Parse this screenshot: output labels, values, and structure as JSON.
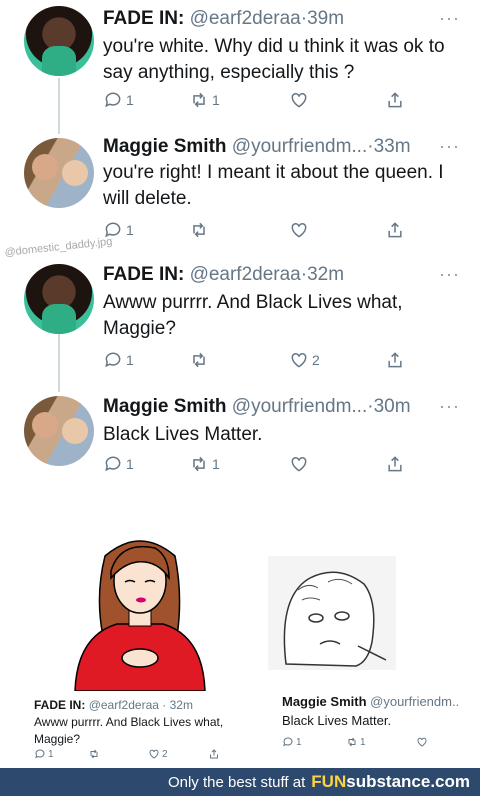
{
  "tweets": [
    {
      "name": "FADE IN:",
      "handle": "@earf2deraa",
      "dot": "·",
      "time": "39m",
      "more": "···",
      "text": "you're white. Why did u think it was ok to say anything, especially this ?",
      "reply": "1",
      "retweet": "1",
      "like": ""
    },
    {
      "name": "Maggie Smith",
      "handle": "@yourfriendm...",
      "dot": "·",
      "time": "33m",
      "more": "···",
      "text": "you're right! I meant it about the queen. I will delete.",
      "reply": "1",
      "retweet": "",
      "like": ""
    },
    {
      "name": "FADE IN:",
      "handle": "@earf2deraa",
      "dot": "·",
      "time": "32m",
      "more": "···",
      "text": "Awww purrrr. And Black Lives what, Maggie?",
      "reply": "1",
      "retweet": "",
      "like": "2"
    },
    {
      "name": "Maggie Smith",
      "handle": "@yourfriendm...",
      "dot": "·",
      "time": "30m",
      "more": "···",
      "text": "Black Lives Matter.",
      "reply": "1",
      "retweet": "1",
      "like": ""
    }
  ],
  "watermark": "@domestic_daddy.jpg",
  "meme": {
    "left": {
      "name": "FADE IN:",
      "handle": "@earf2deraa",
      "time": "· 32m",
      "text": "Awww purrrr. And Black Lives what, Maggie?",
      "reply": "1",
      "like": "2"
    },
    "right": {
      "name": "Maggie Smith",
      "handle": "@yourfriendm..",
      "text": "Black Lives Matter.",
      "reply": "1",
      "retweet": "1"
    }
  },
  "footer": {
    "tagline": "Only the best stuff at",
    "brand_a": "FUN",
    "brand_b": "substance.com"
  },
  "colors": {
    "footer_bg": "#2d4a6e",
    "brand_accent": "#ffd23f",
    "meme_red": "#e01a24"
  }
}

__Your instructions__:
Look through the data above. Copy every line with the string "time" in it.

__Solution__:
      "time": "39m",
      "time": "33m",
      "time": "32m",
      "time": "30m",
      "time": "· 32m",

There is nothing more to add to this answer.